» **Aim of the exercise**: Set down the records once more, please, exactly and with the pictures left out.

» **Data records**:

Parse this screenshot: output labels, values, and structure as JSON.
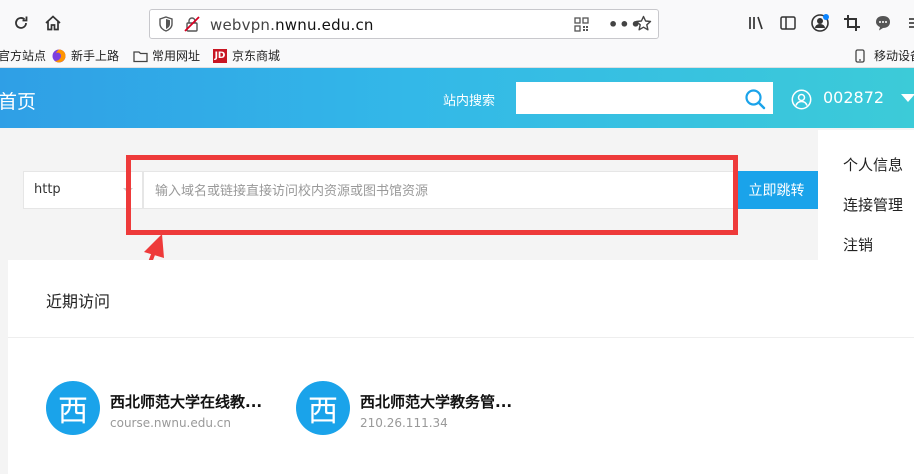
{
  "browser": {
    "url_prefix": "webvpn.",
    "url_domain": "nwnu.edu.cn",
    "bookmarks": [
      {
        "label": "官方站点",
        "icon": "firefox-icon"
      },
      {
        "label": "新手上路",
        "icon": "firefox-icon"
      },
      {
        "label": "常用网址",
        "icon": "folder-icon"
      },
      {
        "label": "京东商城",
        "icon": "jd-icon"
      }
    ],
    "mobile_bookmarks": "移动设备"
  },
  "header": {
    "title": "首页",
    "search_label": "站内搜索",
    "search_placeholder": "",
    "user_id": "002872"
  },
  "user_menu": {
    "items": [
      "个人信息",
      "连接管理",
      "注销"
    ]
  },
  "jump": {
    "scheme": "http",
    "placeholder": "输入域名或链接直接访问校内资源或图书馆资源",
    "button_label": "立即跳转"
  },
  "recent": {
    "title": "近期访问",
    "cards": [
      {
        "avatar": "西",
        "title": "西北师范大学在线教...",
        "url": "course.nwnu.edu.cn"
      },
      {
        "avatar": "西",
        "title": "西北师范大学教务管...",
        "url": "210.26.111.34"
      }
    ]
  },
  "colors": {
    "accent": "#1aa3ea",
    "header_start": "#2f9fe6",
    "header_end": "#3ccbd8",
    "annotation": "#ee3a3a"
  }
}
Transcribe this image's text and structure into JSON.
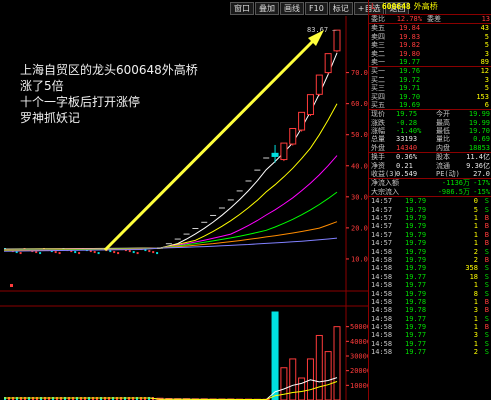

» **Response**:
Parse this screenshot: output labels, values, and structure as JSON.
{
  "browser": {
    "url_prefix": "webvpn.",
    "url_domain": "nwnu.edu.cn",
    "bookmarks": [
      {
        "label": "官方站点",
        "icon": "firefox-icon"
      },
      {
        "label": "新手上路",
        "icon": "firefox-icon"
      },
      {
        "label": "常用网址",
        "icon": "folder-icon"
      },
      {
        "label": "京东商城",
        "icon": "jd-icon"
      }
    ],
    "mobile_bookmarks": "移动设备"
  },
  "header": {
    "title": "首页",
    "search_label": "站内搜索",
    "search_placeholder": "",
    "user_id": "002872"
  },
  "user_menu": {
    "items": [
      "个人信息",
      "连接管理",
      "注销"
    ]
  },
  "jump": {
    "scheme": "http",
    "placeholder": "输入域名或链接直接访问校内资源或图书馆资源",
    "button_label": "立即跳转"
  },
  "recent": {
    "title": "近期访问",
    "cards": [
      {
        "avatar": "西",
        "title": "西北师范大学在线教...",
        "url": "course.nwnu.edu.cn"
      },
      {
        "avatar": "西",
        "title": "西北师范大学教务管...",
        "url": "210.26.111.34"
      }
    ]
  },
  "colors": {
    "accent": "#1aa3ea",
    "header_start": "#2f9fe6",
    "header_end": "#3ccbd8",
    "annotation": "#ee3a3a"
  }
}
Transcribe this image's text and structure into JSON.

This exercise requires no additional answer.